# What is needed
Copy out the data below as written; omit any images.
Start of Supplied information
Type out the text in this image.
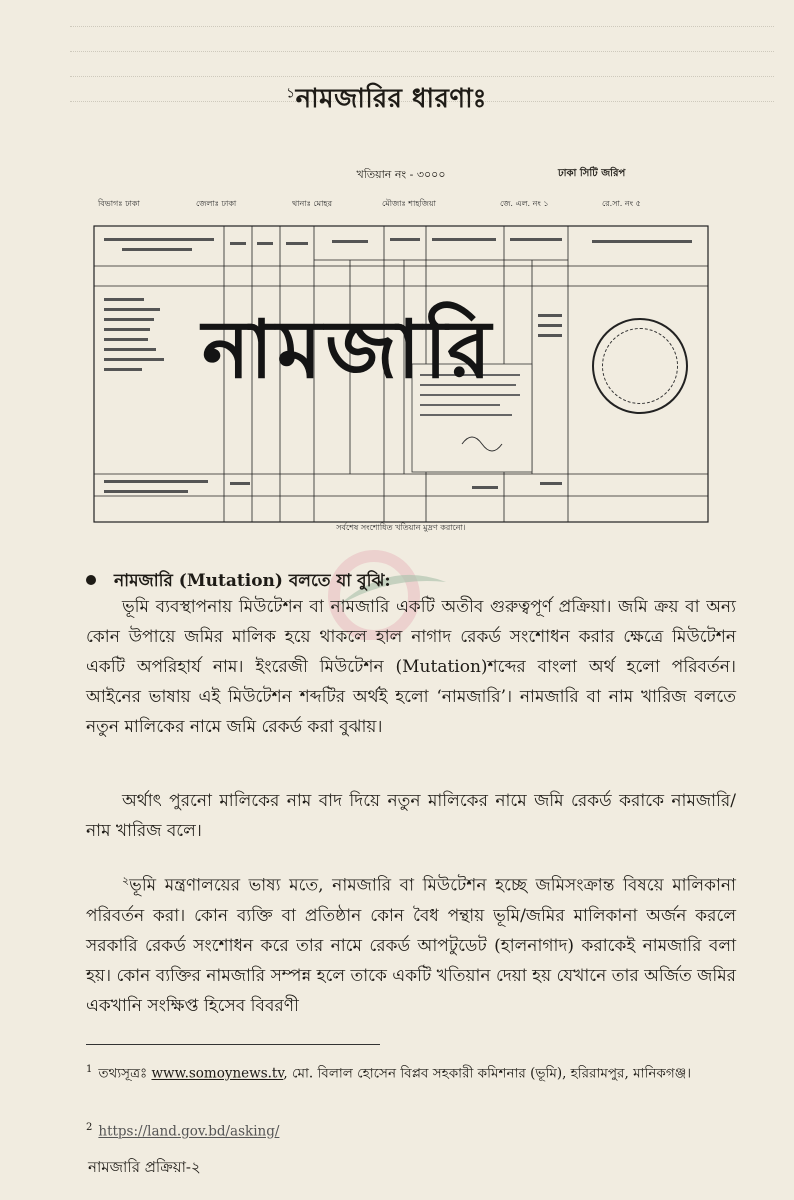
$^১$নামজারির ধারণাঃ
খতিয়ান নং - ৩০০০	ঢাকা সিটি জরিপ
বিভাগঃ ঢাকা	জেলাঃ ঢাকা	থানাঃ মোহর	মৌজাঃ শাহজিয়া	জে. এল. নং ১	রে.সা. নং ৫
নামজারি
সর্বশেষ সংশোধিত খতিয়ান মুদ্রণ করানো।
নামজারি (Mutation) বলতে যা বুঝি:

ভূমি ব্যবস্থাপনায় মিউটেশন বা নামজারি একটি অতীব গুরুত্বপূর্ণ প্রক্রিয়া। জমি ক্রয় বা অন্য কোন উপায়ে জমির মালিক হয়ে থাকলে হাল নাগাদ রেকর্ড সংশোধন করার ক্ষেত্রে মিউটেশন একটি অপরিহার্য নাম। ইংরেজী মিউটেশন (Mutation)শব্দের বাংলা অর্থ হলো পরিবর্তন। আইনের ভাষায় এই মিউটেশন শব্দটির অর্থই হলো ‘নামজারি’। নামজারি বা নাম খারিজ বলতে নতুন মালিকের নামে জমি রেকর্ড করা বুঝায়।

অর্থাৎ পুরনো মালিকের নাম বাদ দিয়ে নতুন মালিকের নামে জমি রেকর্ড করাকে নামজারি/নাম খারিজ বলে।

$^২$ভূমি মন্ত্রণালয়ের ভাষ্য মতে, নামজারি বা মিউটেশন হচ্ছে জমিসংক্রান্ত বিষয়ে মালিকানা পরিবর্তন করা। কোন ব্যক্তি বা প্রতিষ্ঠান কোন বৈধ পন্থায় ভূমি/জমির মালিকানা অর্জন করলে সরকারি রেকর্ড সংশোধন করে তার নামে রেকর্ড আপটুডেট (হালনাগাদ) করাকেই নামজারি বলা হয়। কোন ব্যক্তির নামজারি সম্পন্ন হলে তাকে একটি খতিয়ান দেয়া হয় যেখানে তার অর্জিত জমির একখানি সংক্ষিপ্ত হিসেব বিবরণী

$^1$ তথ্যসূত্রঃ www.somoynews.tv, মো. বিলাল হোসেন বিপ্লব সহকারী কমিশনার (ভূমি), হরিরামপুর, মানিকগঞ্জ।
$^2$ https://land.gov.bd/asking/
নামজারি প্রক্রিয়া-২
End of Supplied information
# Written reply
Type out the text in this image.
$^১$নামজারির ধারণাঃ
খতিয়ান নং - ৩০০০	ঢাকা সিটি জরিপ
বিভাগঃ ঢাকা	জেলাঃ ঢাকা	থানাঃ মোহর	মৌজাঃ শাহজিয়া	জে. এল. নং ১	রে.সা. নং ৫
নামজারি
সর্বশেষ সংশোধিত খতিয়ান মুদ্রণ করানো।
নামজারি (Mutation) বলতে যা বুঝি:

ভূমি ব্যবস্থাপনায় মিউটেশন বা নামজারি একটি অতীব গুরুত্বপূর্ণ প্রক্রিয়া। জমি ক্রয় বা অন্য কোন উপায়ে জমির মালিক হয়ে থাকলে হাল নাগাদ রেকর্ড সংশোধন করার ক্ষেত্রে মিউটেশন একটি অপরিহার্য নাম। ইংরেজী মিউটেশন (Mutation)শব্দের বাংলা অর্থ হলো পরিবর্তন। আইনের ভাষায় এই মিউটেশন শব্দটির অর্থই হলো ‘নামজারি’। নামজারি বা নাম খারিজ বলতে নতুন মালিকের নামে জমি রেকর্ড করা বুঝায়।

অর্থাৎ পুরনো মালিকের নাম বাদ দিয়ে নতুন মালিকের নামে জমি রেকর্ড করাকে নামজারি/নাম খারিজ বলে।

$^২$ভূমি মন্ত্রণালয়ের ভাষ্য মতে, নামজারি বা মিউটেশন হচ্ছে জমিসংক্রান্ত বিষয়ে মালিকানা পরিবর্তন করা। কোন ব্যক্তি বা প্রতিষ্ঠান কোন বৈধ পন্থায় ভূমি/জমির মালিকানা অর্জন করলে সরকারি রেকর্ড সংশোধন করে তার নামে রেকর্ড আপটুডেট (হালনাগাদ) করাকেই নামজারি বলা হয়। কোন ব্যক্তির নামজারি সম্পন্ন হলে তাকে একটি খতিয়ান দেয়া হয় যেখানে তার অর্জিত জমির একখানি সংক্ষিপ্ত হিসেব বিবরণী

$^1$ তথ্যসূত্রঃ www.somoynews.tv, মো. বিলাল হোসেন বিপ্লব সহকারী কমিশনার (ভূমি), হরিরামপুর, মানিকগঞ্জ।
$^2$ https://land.gov.bd/asking/
নামজারি প্রক্রিয়া-২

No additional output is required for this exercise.